» **Written exercise**
Your task is to transcribe the data in full.

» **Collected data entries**
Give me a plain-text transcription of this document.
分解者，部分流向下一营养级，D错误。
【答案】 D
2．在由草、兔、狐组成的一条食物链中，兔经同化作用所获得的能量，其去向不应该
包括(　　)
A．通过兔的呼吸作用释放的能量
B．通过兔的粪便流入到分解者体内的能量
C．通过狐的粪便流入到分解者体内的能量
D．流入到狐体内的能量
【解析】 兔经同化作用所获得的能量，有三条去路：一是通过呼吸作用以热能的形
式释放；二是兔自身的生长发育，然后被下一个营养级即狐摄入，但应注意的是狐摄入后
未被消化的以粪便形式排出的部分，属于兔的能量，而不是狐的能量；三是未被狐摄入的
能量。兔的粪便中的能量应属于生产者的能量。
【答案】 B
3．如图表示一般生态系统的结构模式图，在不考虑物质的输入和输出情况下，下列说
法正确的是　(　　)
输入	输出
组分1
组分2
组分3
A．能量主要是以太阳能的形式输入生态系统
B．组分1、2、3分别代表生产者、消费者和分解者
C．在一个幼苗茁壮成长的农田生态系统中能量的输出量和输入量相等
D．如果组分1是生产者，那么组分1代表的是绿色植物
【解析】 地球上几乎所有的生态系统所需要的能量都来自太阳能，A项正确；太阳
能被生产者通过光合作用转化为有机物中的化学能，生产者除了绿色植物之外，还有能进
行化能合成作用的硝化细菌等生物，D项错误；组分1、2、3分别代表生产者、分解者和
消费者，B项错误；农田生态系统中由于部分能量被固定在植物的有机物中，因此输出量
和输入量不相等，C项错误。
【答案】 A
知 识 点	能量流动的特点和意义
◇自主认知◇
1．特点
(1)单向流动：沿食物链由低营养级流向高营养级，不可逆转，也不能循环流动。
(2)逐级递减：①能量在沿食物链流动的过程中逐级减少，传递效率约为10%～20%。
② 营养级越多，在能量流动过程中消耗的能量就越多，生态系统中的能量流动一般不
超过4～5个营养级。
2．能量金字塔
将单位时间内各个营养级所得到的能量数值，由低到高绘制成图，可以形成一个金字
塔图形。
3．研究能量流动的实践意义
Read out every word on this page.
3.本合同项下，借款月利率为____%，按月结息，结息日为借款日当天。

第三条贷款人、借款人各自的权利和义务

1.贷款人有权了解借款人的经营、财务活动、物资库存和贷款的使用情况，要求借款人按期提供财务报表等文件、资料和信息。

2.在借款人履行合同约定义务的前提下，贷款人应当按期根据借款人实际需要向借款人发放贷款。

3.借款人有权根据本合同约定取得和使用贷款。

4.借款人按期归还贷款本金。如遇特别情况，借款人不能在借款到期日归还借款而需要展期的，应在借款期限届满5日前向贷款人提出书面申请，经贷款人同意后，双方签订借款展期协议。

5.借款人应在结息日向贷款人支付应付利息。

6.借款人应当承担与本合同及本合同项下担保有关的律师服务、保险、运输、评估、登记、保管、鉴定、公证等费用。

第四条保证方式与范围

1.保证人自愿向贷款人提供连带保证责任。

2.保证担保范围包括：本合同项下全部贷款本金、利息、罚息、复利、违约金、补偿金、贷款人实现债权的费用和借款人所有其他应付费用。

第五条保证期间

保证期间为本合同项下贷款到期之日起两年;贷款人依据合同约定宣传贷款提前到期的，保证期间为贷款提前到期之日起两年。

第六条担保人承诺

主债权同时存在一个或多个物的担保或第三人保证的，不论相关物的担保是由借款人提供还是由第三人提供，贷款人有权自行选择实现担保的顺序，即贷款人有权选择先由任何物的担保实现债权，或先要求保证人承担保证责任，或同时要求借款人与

» **Complete answer**
Give me a plain-text transcription of this document.
分解者，部分流向下一营养级，D错误。
【答案】 D
2．在由草、兔、狐组成的一条食物链中，兔经同化作用所获得的能量，其去向不应该
包括(　　)
A．通过兔的呼吸作用释放的能量
B．通过兔的粪便流入到分解者体内的能量
C．通过狐的粪便流入到分解者体内的能量
D．流入到狐体内的能量
【解析】 兔经同化作用所获得的能量，有三条去路：一是通过呼吸作用以热能的形
式释放；二是兔自身的生长发育，然后被下一个营养级即狐摄入，但应注意的是狐摄入后
未被消化的以粪便形式排出的部分，属于兔的能量，而不是狐的能量；三是未被狐摄入的
能量。兔的粪便中的能量应属于生产者的能量。
【答案】 B
3．如图表示一般生态系统的结构模式图，在不考虑物质的输入和输出情况下，下列说
法正确的是　(　　)
输入	输出
组分1
组分2
组分3
A．能量主要是以太阳能的形式输入生态系统
B．组分1、2、3分别代表生产者、消费者和分解者
C．在一个幼苗茁壮成长的农田生态系统中能量的输出量和输入量相等
D．如果组分1是生产者，那么组分1代表的是绿色植物
【解析】 地球上几乎所有的生态系统所需要的能量都来自太阳能，A项正确；太阳
能被生产者通过光合作用转化为有机物中的化学能，生产者除了绿色植物之外，还有能进
行化能合成作用的硝化细菌等生物，D项错误；组分1、2、3分别代表生产者、分解者和
消费者，B项错误；农田生态系统中由于部分能量被固定在植物的有机物中，因此输出量
和输入量不相等，C项错误。
【答案】 A
知 识 点	能量流动的特点和意义
◇自主认知◇
1．特点
(1)单向流动：沿食物链由低营养级流向高营养级，不可逆转，也不能循环流动。
(2)逐级递减：①能量在沿食物链流动的过程中逐级减少，传递效率约为10%～20%。
② 营养级越多，在能量流动过程中消耗的能量就越多，生态系统中的能量流动一般不
超过4～5个营养级。
2．能量金字塔
将单位时间内各个营养级所得到的能量数值，由低到高绘制成图，可以形成一个金字
塔图形。
3．研究能量流动的实践意义
Read out every word on this page.
3.本合同项下，借款月利率为____%，按月结息，结息日为借款日当天。

第三条贷款人、借款人各自的权利和义务

1.贷款人有权了解借款人的经营、财务活动、物资库存和贷款的使用情况，要求借款人按期提供财务报表等文件、资料和信息。

2.在借款人履行合同约定义务的前提下，贷款人应当按期根据借款人实际需要向借款人发放贷款。

3.借款人有权根据本合同约定取得和使用贷款。

4.借款人按期归还贷款本金。如遇特别情况，借款人不能在借款到期日归还借款而需要展期的，应在借款期限届满5日前向贷款人提出书面申请，经贷款人同意后，双方签订借款展期协议。

5.借款人应在结息日向贷款人支付应付利息。

6.借款人应当承担与本合同及本合同项下担保有关的律师服务、保险、运输、评估、登记、保管、鉴定、公证等费用。

第四条保证方式与范围

1.保证人自愿向贷款人提供连带保证责任。

2.保证担保范围包括：本合同项下全部贷款本金、利息、罚息、复利、违约金、补偿金、贷款人实现债权的费用和借款人所有其他应付费用。

第五条保证期间

保证期间为本合同项下贷款到期之日起两年;贷款人依据合同约定宣传贷款提前到期的，保证期间为贷款提前到期之日起两年。

第六条担保人承诺

主债权同时存在一个或多个物的担保或第三人保证的，不论相关物的担保是由借款人提供还是由第三人提供，贷款人有权自行选择实现担保的顺序，即贷款人有权选择先由任何物的担保实现债权，或先要求保证人承担保证责任，或同时要求借款人与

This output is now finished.